> _Given task_:
Provide an exact copy of the data, excluding the images.

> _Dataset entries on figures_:
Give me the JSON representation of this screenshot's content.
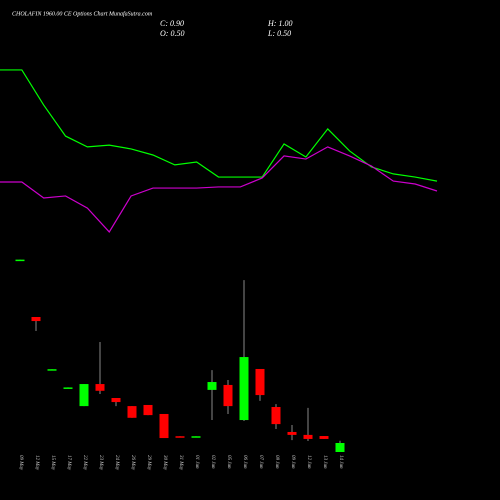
{
  "chart_data": {
    "type": "candlestick",
    "title": "CHOLAFIN 1960.00 CE Options Chart MunafaSutra.com",
    "ohlc_labels": [
      "C: 0.90",
      "H: 1.00",
      "O: 0.50",
      "L: 0.50"
    ],
    "categories": [
      "09 May",
      "12 May",
      "15 May",
      "17 May",
      "22 May",
      "23 May",
      "24 May",
      "26 May",
      "29 May",
      "30 May",
      "31 May",
      "01 Jun",
      "02 Jun",
      "05 Jun",
      "06 Jun",
      "07 Jun",
      "08 Jun",
      "09 Jun",
      "12 Jun",
      "13 Jun",
      "14 Jun"
    ],
    "open": [
      9.0,
      6.5,
      4.15,
      3.34,
      2.54,
      3.52,
      2.9,
      2.54,
      2.59,
      2.19,
      1.2,
      1.17,
      3.26,
      3.48,
      1.92,
      4.19,
      2.5,
      1.39,
      1.26,
      1.21,
      0.5
    ],
    "high": [
      9.05,
      6.5,
      4.18,
      3.37,
      3.52,
      5.39,
      2.9,
      2.54,
      2.59,
      2.19,
      1.2,
      1.2,
      4.14,
      3.7,
      8.14,
      4.19,
      2.63,
      1.7,
      2.46,
      1.21,
      1.0
    ],
    "low": [
      9.0,
      5.88,
      4.15,
      3.34,
      2.54,
      3.08,
      2.54,
      2.02,
      2.14,
      1.12,
      1.17,
      1.17,
      1.92,
      2.19,
      1.88,
      2.77,
      1.52,
      1.03,
      0.99,
      1.08,
      0.5
    ],
    "close": [
      9.05,
      6.32,
      4.18,
      3.37,
      3.52,
      3.22,
      2.72,
      2.02,
      2.14,
      1.12,
      1.17,
      1.2,
      3.61,
      2.54,
      4.72,
      3.03,
      1.74,
      1.26,
      1.08,
      1.08,
      0.9
    ],
    "up_color": "#00ff00",
    "down_color": "#ff0000",
    "series": [
      {
        "color": "#00ff00",
        "values": [
          17.48,
          17.48,
          15.92,
          14.54,
          14.06,
          14.14,
          13.97,
          13.7,
          13.26,
          13.39,
          12.72,
          12.72,
          12.72,
          14.19,
          13.61,
          14.86,
          13.88,
          13.17,
          12.86,
          12.72,
          12.54
        ]
      },
      {
        "color": "#cc00cc",
        "values": [
          12.5,
          12.5,
          11.79,
          11.88,
          11.34,
          10.28,
          11.88,
          12.23,
          12.23,
          12.23,
          12.28,
          12.28,
          12.68,
          13.66,
          13.52,
          14.06,
          13.66,
          13.21,
          12.54,
          12.41,
          12.1
        ]
      }
    ],
    "ylim": [
      0,
      20
    ]
  }
}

> _Solution for this task_:
Give me the JSON representation of this screenshot's content.
{
  "chart_data": {
    "type": "candlestick",
    "title": "CHOLAFIN 1960.00 CE Options Chart MunafaSutra.com",
    "ohlc_labels": [
      "C: 0.90",
      "H: 1.00",
      "O: 0.50",
      "L: 0.50"
    ],
    "categories": [
      "09 May",
      "12 May",
      "15 May",
      "17 May",
      "22 May",
      "23 May",
      "24 May",
      "26 May",
      "29 May",
      "30 May",
      "31 May",
      "01 Jun",
      "02 Jun",
      "05 Jun",
      "06 Jun",
      "07 Jun",
      "08 Jun",
      "09 Jun",
      "12 Jun",
      "13 Jun",
      "14 Jun"
    ],
    "open": [
      9.0,
      6.5,
      4.15,
      3.34,
      2.54,
      3.52,
      2.9,
      2.54,
      2.59,
      2.19,
      1.2,
      1.17,
      3.26,
      3.48,
      1.92,
      4.19,
      2.5,
      1.39,
      1.26,
      1.21,
      0.5
    ],
    "high": [
      9.05,
      6.5,
      4.18,
      3.37,
      3.52,
      5.39,
      2.9,
      2.54,
      2.59,
      2.19,
      1.2,
      1.2,
      4.14,
      3.7,
      8.14,
      4.19,
      2.63,
      1.7,
      2.46,
      1.21,
      1.0
    ],
    "low": [
      9.0,
      5.88,
      4.15,
      3.34,
      2.54,
      3.08,
      2.54,
      2.02,
      2.14,
      1.12,
      1.17,
      1.17,
      1.92,
      2.19,
      1.88,
      2.77,
      1.52,
      1.03,
      0.99,
      1.08,
      0.5
    ],
    "close": [
      9.05,
      6.32,
      4.18,
      3.37,
      3.52,
      3.22,
      2.72,
      2.02,
      2.14,
      1.12,
      1.17,
      1.2,
      3.61,
      2.54,
      4.72,
      3.03,
      1.74,
      1.26,
      1.08,
      1.08,
      0.9
    ],
    "up_color": "#00ff00",
    "down_color": "#ff0000",
    "series": [
      {
        "color": "#00ff00",
        "values": [
          17.48,
          17.48,
          15.92,
          14.54,
          14.06,
          14.14,
          13.97,
          13.7,
          13.26,
          13.39,
          12.72,
          12.72,
          12.72,
          14.19,
          13.61,
          14.86,
          13.88,
          13.17,
          12.86,
          12.72,
          12.54
        ]
      },
      {
        "color": "#cc00cc",
        "values": [
          12.5,
          12.5,
          11.79,
          11.88,
          11.34,
          10.28,
          11.88,
          12.23,
          12.23,
          12.23,
          12.28,
          12.28,
          12.68,
          13.66,
          13.52,
          14.06,
          13.66,
          13.21,
          12.54,
          12.41,
          12.1
        ]
      }
    ],
    "ylim": [
      0,
      20
    ]
  }
}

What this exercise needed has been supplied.